━━━ Extracted entries
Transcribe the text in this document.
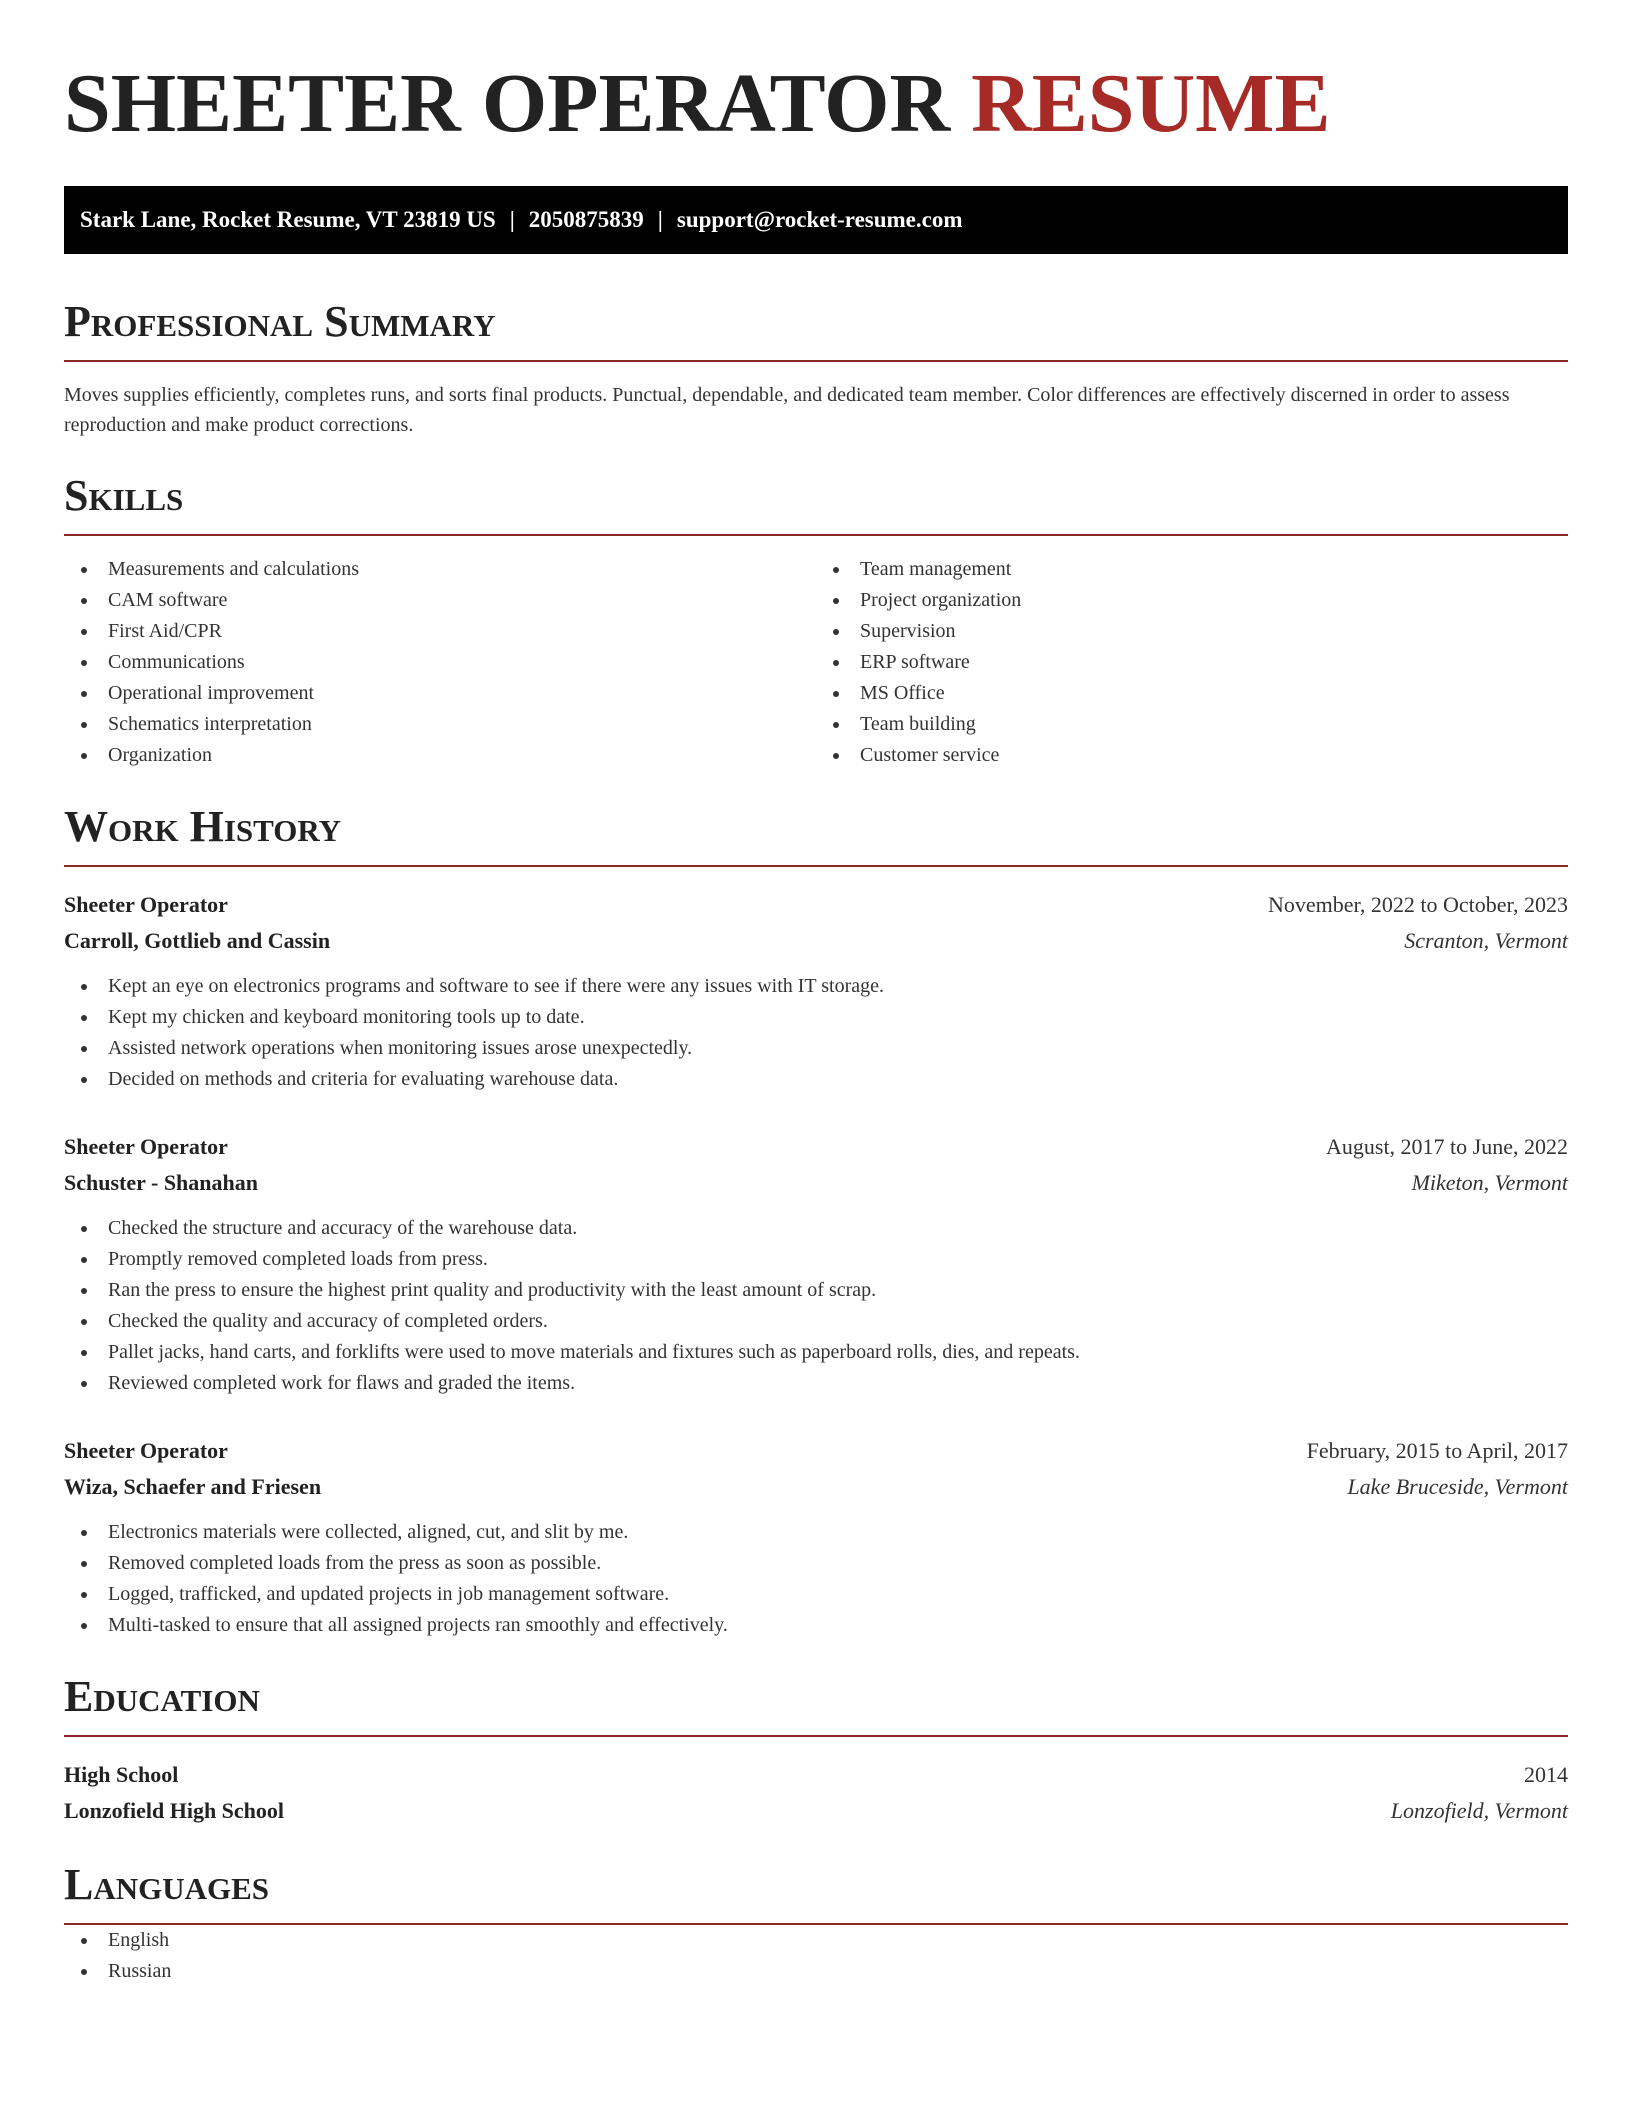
SHEETER OPERATOR RESUME
Stark Lane, Rocket Resume, VT 23819 US | 2050875839 | support@rocket-resume.com
Professional Summary

Moves supplies efficiently, completes runs, and sorts final products. Punctual, dependable, and dedicated team member. Color differences are effectively discerned in order to assess reproduction and make product corrections.

Skills
Measurements and calculations
CAM software
First Aid/CPR
Communications
Operational improvement
Schematics interpretation
Organization
Team management
Project organization
Supervision
ERP software
MS Office
Team building
Customer service
Work History
Sheeter Operator	November, 2022 to October, 2023
Carroll, Gottlieb and Cassin	Scranton, Vermont
Kept an eye on electronics programs and software to see if there were any issues with IT storage.
Kept my chicken and keyboard monitoring tools up to date.
Assisted network operations when monitoring issues arose unexpectedly.
Decided on methods and criteria for evaluating warehouse data.
Sheeter Operator	August, 2017 to June, 2022
Schuster - Shanahan	Miketon, Vermont
Checked the structure and accuracy of the warehouse data.
Promptly removed completed loads from press.
Ran the press to ensure the highest print quality and productivity with the least amount of scrap.
Checked the quality and accuracy of completed orders.
Pallet jacks, hand carts, and forklifts were used to move materials and fixtures such as paperboard rolls, dies, and repeats.
Reviewed completed work for flaws and graded the items.
Sheeter Operator	February, 2015 to April, 2017
Wiza, Schaefer and Friesen	Lake Bruceside, Vermont
Electronics materials were collected, aligned, cut, and slit by me.
Removed completed loads from the press as soon as possible.
Logged, trafficked, and updated projects in job management software.
Multi-tasked to ensure that all assigned projects ran smoothly and effectively.
Education
High School	2014
Lonzofield High School	Lonzofield, Vermont
Languages
English
Russian
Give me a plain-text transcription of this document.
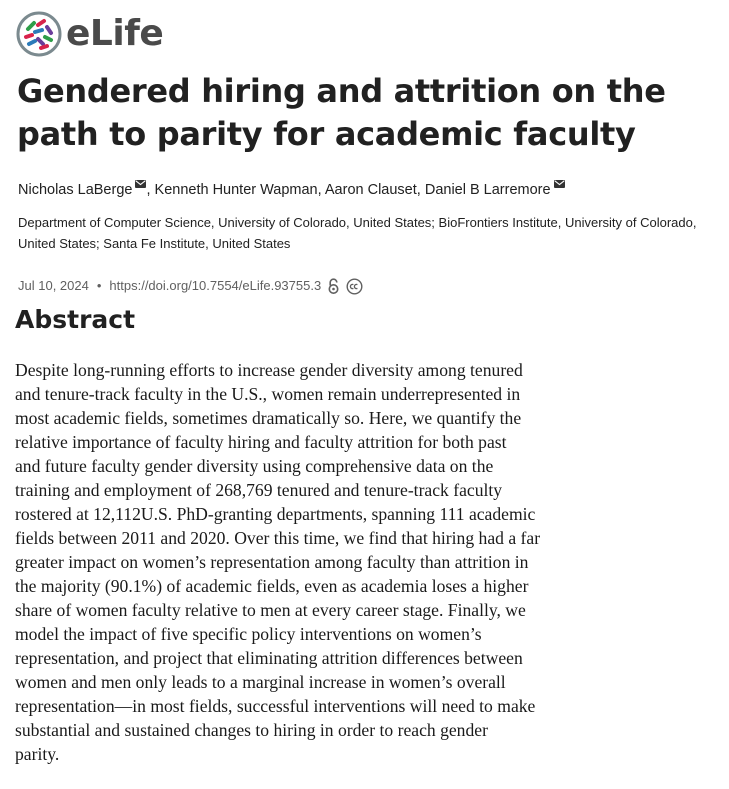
eLife
Gendered hiring and attrition on the path to parity for academic faculty
Nicholas LaBerge , Kenneth Hunter Wapman, Aaron Clauset, Daniel B Larremore
Department of Computer Science, University of Colorado, United States; BioFrontiers Institute, University of Colorado, United States; Santa Fe Institute, United States
Jul 10, 2024 • https://doi.org/10.7554/eLife.93755.3
Abstract

Despite long-running efforts to increase gender diversity among tenured
and tenure-track faculty in the U.S., women remain underrepresented in
most academic fields, sometimes dramatically so. Here, we quantify the
relative importance of faculty hiring and faculty attrition for both past
and future faculty gender diversity using comprehensive data on the
training and employment of 268,769 tenured and tenure-track faculty
rostered at 12,112U.S. PhD-granting departments, spanning 111 academic
fields between 2011 and 2020. Over this time, we find that hiring had a far
greater impact on women’s representation among faculty than attrition in
the majority (90.1%) of academic fields, even as academia loses a higher
share of women faculty relative to men at every career stage. Finally, we
model the impact of five specific policy interventions on women’s
representation, and project that eliminating attrition differences between
women and men only leads to a marginal increase in women’s overall
representation—in most fields, successful interventions will need to make
substantial and sustained changes to hiring in order to reach gender
parity.
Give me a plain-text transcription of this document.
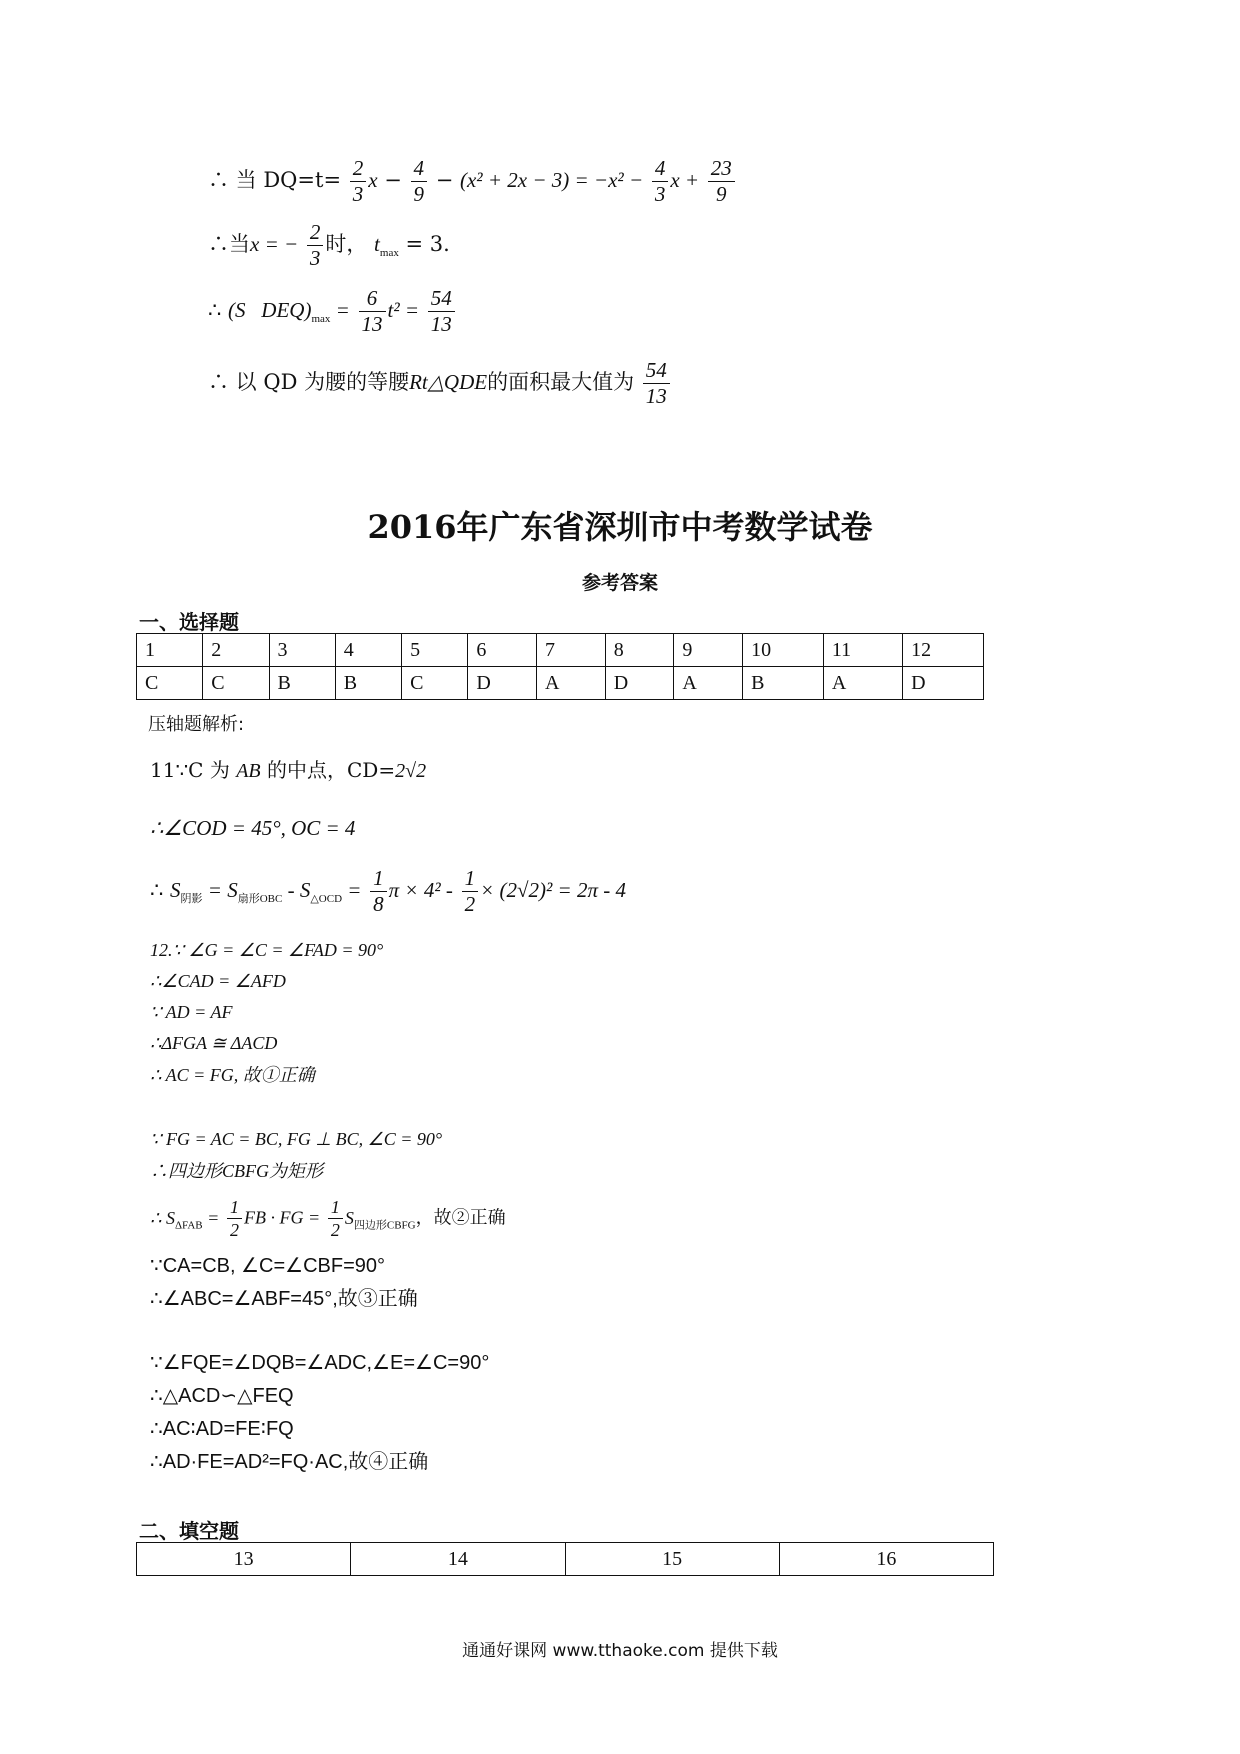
∴ 当 $DQ=t= \frac{2}{3}$ $x - \frac{4}{9} - (x^2 + 2x - 3) = -x^2 - \frac{4}{3}$ $x + \frac{23}{9}$
∴当x = − $\frac{2}{3}$ 时， $t_{max} = 3$.
∴ (S   $DEQ)_{max} = \frac{6}{13} t^2 = \frac{54}{13}$
∴ 以 QD 为腰的等腰Rt△QDE的面积最大值为 $\frac{54}{13}$
2016年广东省深圳市中考数学试卷
参考答案
一、选择题
1	2	3	4	5	6	7	8	9	10	11	12
C	C	B	B	C	D	A	D	A	B	A	D
压轴题解析:
11∵C 为 AB 的中点，CD=2√2
∴∠COD = 45°, OC = 4
∴ $S_{阴影} = S_{扇形OBC} - S_{\triangle OCD} = \frac{1}{8}$ $\pi \times 4^2 - \frac{1}{2} \times (2√2)^2 = 2\pi - 4$
12.∵ ∠G = ∠C = ∠FAD = 90°
∴∠CAD = ∠AFD
∵ AD = AF
∴ΔFGA ≅ ΔACD
∴ AC = FG, 故①正确
∵ FG = AC = BC, FG ⊥ BC, ∠C = 90°
∴四边形CBFG为矩形
∴ $S_{\Delta FAB} = \frac{1}{2}$ FB · FG = $\frac{1}{2} S_{四边形CBFG}$，故②正确
∵CA=CB, ∠C=∠CBF=90°
∴∠ABC=∠ABF=45°,故③正确
∵∠FQE=∠DQB=∠ADC,∠E=∠C=90°
∴△ACD∽△FEQ
∴AC∶AD=FE∶FQ
∴AD·FE=AD²=FQ·AC,故④正确
二、填空题
13	14	15	16
通通好课网 www.tthaoke.com 提供下载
━━━━━━
(Stated exercise)
Locate the lines above that contain "diversity" and copy them.

(Solution)
Despite long-running efforts to increase gender diversity among tenured
and future faculty gender diversity using comprehensive data on the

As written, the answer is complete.